[Begin]

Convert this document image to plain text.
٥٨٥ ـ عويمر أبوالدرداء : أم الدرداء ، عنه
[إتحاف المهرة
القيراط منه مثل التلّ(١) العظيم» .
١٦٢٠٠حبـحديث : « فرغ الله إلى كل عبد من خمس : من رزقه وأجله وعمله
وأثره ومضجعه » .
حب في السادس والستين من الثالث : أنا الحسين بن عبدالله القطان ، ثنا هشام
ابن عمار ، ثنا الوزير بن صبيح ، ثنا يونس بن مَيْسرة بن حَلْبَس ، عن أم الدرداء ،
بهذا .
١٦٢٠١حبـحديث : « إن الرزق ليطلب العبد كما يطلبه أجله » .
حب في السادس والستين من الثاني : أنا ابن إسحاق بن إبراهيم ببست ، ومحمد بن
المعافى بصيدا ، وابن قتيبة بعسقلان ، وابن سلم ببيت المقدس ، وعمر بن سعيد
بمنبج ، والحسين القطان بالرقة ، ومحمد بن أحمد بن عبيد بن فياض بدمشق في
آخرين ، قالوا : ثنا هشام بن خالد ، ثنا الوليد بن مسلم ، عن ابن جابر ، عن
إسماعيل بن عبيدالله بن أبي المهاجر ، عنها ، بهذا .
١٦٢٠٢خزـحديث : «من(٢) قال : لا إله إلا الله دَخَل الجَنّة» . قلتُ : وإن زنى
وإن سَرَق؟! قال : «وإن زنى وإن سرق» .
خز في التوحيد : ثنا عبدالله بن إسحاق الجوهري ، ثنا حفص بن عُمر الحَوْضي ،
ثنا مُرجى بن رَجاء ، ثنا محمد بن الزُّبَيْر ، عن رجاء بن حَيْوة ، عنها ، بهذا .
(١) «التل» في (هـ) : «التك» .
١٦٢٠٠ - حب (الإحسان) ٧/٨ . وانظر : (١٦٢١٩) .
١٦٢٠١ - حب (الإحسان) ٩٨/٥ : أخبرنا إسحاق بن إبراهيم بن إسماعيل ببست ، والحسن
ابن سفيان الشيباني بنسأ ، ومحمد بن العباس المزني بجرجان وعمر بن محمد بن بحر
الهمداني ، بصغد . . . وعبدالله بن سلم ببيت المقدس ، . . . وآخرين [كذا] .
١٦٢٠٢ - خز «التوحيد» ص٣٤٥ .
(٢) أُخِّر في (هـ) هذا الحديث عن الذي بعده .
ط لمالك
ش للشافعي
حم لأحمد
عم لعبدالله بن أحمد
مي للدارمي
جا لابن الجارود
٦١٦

[End]

■ **Stated goal**: Your task is to repeat the data exactly, with nothing left out.

■ **Task answer**:
Convert this document image to plain text.
٥٨٥ ـ عويمر أبوالدرداء : أم الدرداء ، عنه
[إتحاف المهرة
القيراط منه مثل التلّ(١) العظيم» .
١٦٢٠٠حبـحديث : « فرغ الله إلى كل عبد من خمس : من رزقه وأجله وعمله
وأثره ومضجعه » .
حب في السادس والستين من الثالث : أنا الحسين بن عبدالله القطان ، ثنا هشام
ابن عمار ، ثنا الوزير بن صبيح ، ثنا يونس بن مَيْسرة بن حَلْبَس ، عن أم الدرداء ،
بهذا .
١٦٢٠١حبـحديث : « إن الرزق ليطلب العبد كما يطلبه أجله » .
حب في السادس والستين من الثاني : أنا ابن إسحاق بن إبراهيم ببست ، ومحمد بن
المعافى بصيدا ، وابن قتيبة بعسقلان ، وابن سلم ببيت المقدس ، وعمر بن سعيد
بمنبج ، والحسين القطان بالرقة ، ومحمد بن أحمد بن عبيد بن فياض بدمشق في
آخرين ، قالوا : ثنا هشام بن خالد ، ثنا الوليد بن مسلم ، عن ابن جابر ، عن
إسماعيل بن عبيدالله بن أبي المهاجر ، عنها ، بهذا .
١٦٢٠٢خزـحديث : «من(٢) قال : لا إله إلا الله دَخَل الجَنّة» . قلتُ : وإن زنى
وإن سَرَق؟! قال : «وإن زنى وإن سرق» .
خز في التوحيد : ثنا عبدالله بن إسحاق الجوهري ، ثنا حفص بن عُمر الحَوْضي ،
ثنا مُرجى بن رَجاء ، ثنا محمد بن الزُّبَيْر ، عن رجاء بن حَيْوة ، عنها ، بهذا .
(١) «التل» في (هـ) : «التك» .
١٦٢٠٠ - حب (الإحسان) ٧/٨ . وانظر : (١٦٢١٩) .
١٦٢٠١ - حب (الإحسان) ٩٨/٥ : أخبرنا إسحاق بن إبراهيم بن إسماعيل ببست ، والحسن
ابن سفيان الشيباني بنسأ ، ومحمد بن العباس المزني بجرجان وعمر بن محمد بن بحر
الهمداني ، بصغد . . . وعبدالله بن سلم ببيت المقدس ، . . . وآخرين [كذا] .
١٦٢٠٢ - خز «التوحيد» ص٣٤٥ .
(٢) أُخِّر في (هـ) هذا الحديث عن الذي بعده .
ط لمالك
ش للشافعي
حم لأحمد
عم لعبدالله بن أحمد
مي للدارمي
جا لابن الجارود
٦١٦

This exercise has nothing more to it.